* WHAT YOU SHOULD DO
Show all lines from the data that include the word "title".

## Begin PROVIDED RECORDS

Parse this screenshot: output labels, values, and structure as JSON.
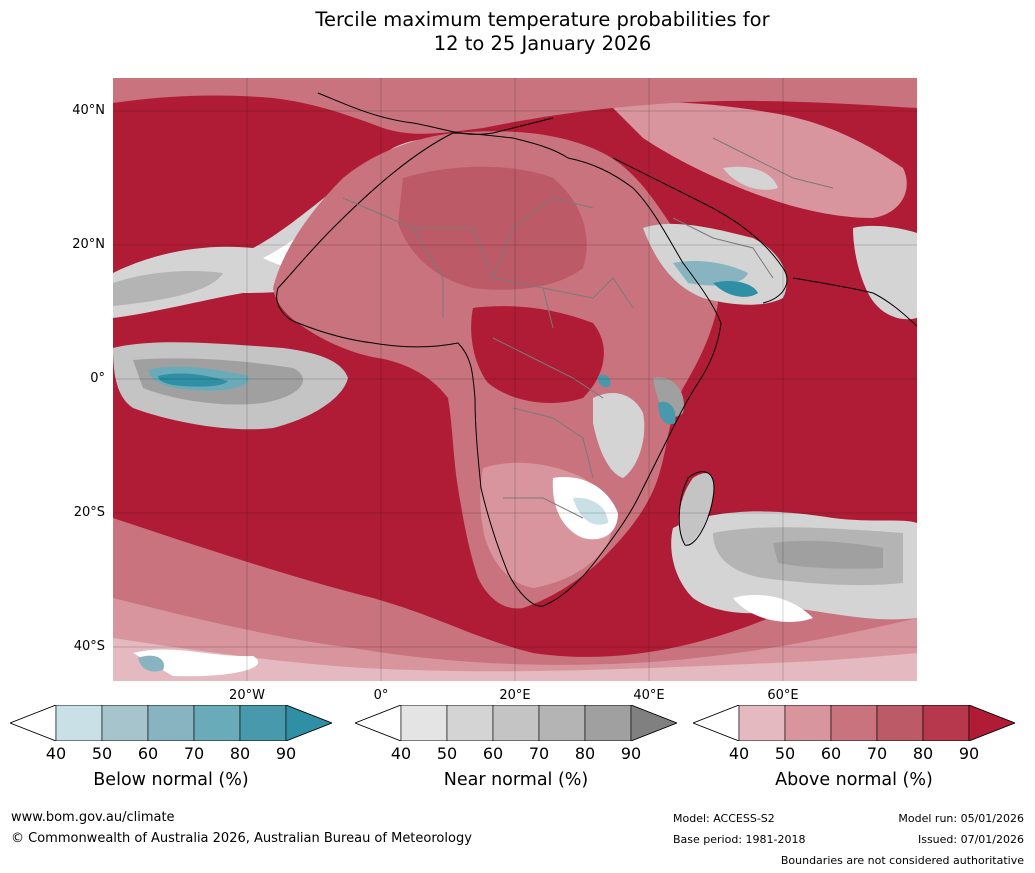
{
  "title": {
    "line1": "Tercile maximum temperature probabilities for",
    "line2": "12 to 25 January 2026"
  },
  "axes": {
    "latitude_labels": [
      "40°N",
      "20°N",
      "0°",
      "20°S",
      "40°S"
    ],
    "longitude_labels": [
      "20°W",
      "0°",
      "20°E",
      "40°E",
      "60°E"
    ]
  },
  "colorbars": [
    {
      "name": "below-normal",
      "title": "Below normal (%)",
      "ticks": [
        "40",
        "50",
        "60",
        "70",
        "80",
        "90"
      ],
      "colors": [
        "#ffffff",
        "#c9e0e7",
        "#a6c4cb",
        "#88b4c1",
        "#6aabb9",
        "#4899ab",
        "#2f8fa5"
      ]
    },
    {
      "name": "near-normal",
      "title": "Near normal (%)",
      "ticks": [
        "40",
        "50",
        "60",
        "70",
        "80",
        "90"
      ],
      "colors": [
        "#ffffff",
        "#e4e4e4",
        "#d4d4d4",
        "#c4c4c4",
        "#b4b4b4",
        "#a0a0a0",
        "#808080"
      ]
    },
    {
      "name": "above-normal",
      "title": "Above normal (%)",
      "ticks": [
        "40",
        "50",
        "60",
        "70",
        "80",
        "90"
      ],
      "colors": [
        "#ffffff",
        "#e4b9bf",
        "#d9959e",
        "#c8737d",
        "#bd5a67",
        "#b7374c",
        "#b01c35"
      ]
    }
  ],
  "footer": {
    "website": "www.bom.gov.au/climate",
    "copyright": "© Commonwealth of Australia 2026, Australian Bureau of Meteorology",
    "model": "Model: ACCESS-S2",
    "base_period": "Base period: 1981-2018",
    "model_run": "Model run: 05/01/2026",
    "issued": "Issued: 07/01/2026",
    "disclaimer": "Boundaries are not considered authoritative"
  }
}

## End PROVIDED RECORDS

* ANSWER TO THE PROBLEM
  "title": {
      "title": "Below normal (%)",
      "title": "Near normal (%)",
      "title": "Above normal (%)",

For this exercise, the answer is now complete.